TASK OBJECTIVE: Which lines contain the word "Cross"? Return each of them as written.

DATA ROWS:
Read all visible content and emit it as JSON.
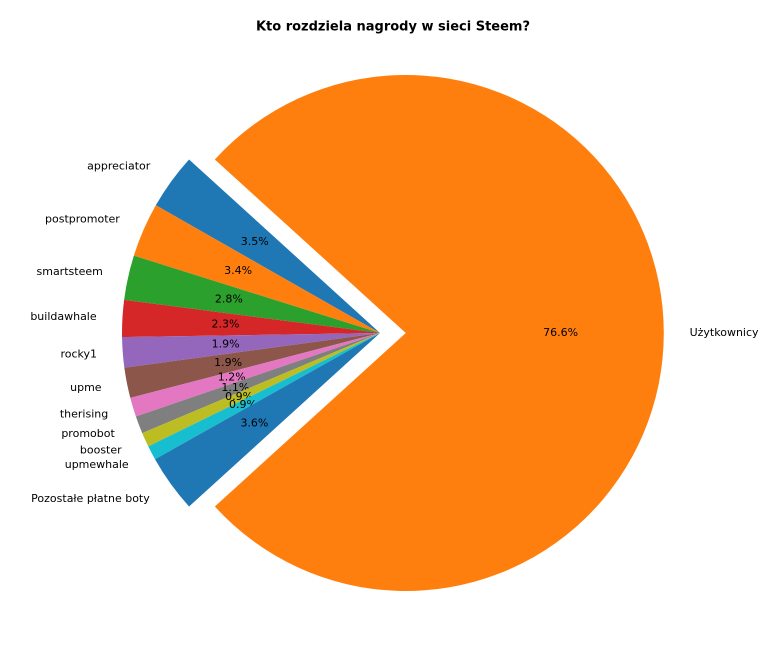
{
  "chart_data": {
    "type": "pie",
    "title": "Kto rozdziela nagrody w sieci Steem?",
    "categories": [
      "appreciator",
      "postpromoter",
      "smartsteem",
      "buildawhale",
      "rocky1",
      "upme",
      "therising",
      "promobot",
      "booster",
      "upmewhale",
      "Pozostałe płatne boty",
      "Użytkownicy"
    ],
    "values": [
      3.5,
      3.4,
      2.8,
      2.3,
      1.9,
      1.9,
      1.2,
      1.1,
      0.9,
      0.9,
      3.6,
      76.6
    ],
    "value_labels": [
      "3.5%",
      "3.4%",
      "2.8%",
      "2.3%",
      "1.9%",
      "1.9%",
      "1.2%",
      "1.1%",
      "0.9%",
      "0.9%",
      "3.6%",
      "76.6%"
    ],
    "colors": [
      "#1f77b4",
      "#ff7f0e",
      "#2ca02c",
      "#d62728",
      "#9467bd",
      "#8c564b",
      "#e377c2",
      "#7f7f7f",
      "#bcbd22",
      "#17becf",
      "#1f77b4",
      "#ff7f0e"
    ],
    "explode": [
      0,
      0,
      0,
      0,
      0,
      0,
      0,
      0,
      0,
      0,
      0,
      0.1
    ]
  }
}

* * *

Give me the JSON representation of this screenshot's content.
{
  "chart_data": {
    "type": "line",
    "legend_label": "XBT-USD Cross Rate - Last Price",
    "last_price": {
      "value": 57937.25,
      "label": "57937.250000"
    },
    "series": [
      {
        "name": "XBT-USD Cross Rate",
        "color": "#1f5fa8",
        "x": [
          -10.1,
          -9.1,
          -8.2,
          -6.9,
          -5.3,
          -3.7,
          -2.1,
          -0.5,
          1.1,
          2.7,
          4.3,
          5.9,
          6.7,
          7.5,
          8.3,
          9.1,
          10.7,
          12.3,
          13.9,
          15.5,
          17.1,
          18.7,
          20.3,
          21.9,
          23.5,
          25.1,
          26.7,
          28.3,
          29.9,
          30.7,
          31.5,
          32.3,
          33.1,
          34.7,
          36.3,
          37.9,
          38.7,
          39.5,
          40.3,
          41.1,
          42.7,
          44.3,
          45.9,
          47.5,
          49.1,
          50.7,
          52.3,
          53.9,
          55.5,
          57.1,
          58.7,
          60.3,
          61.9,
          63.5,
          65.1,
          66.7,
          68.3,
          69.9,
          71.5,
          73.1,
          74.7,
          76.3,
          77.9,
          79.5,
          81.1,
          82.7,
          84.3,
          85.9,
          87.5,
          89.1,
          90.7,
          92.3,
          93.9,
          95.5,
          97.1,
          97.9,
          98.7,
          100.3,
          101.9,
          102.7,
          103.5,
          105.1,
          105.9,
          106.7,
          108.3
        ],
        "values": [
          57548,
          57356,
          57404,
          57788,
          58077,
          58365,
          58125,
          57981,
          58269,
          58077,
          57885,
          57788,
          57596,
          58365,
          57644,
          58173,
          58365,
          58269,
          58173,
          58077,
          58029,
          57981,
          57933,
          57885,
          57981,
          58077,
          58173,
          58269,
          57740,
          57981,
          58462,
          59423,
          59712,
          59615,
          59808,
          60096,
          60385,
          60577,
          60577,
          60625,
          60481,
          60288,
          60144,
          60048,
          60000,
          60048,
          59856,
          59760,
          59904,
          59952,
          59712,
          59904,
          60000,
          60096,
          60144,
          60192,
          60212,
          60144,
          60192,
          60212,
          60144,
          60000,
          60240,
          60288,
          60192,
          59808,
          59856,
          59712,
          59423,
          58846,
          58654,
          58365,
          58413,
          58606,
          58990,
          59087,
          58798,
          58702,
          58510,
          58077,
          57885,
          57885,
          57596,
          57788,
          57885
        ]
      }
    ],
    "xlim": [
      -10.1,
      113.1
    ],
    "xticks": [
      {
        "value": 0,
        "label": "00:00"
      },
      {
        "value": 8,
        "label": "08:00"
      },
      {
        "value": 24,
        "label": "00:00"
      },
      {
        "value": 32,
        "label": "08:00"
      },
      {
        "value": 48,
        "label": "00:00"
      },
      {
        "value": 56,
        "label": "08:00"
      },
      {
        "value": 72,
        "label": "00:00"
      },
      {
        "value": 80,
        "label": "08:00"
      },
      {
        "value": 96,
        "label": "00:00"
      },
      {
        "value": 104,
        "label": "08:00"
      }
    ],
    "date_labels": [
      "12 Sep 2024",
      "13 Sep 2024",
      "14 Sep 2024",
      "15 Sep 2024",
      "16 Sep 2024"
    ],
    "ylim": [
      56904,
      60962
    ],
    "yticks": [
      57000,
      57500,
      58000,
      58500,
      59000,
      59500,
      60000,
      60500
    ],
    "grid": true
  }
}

TASK RESPONSE:
    "legend_label": "XBT-USD Cross Rate - Last Price",
        "name": "XBT-USD Cross Rate",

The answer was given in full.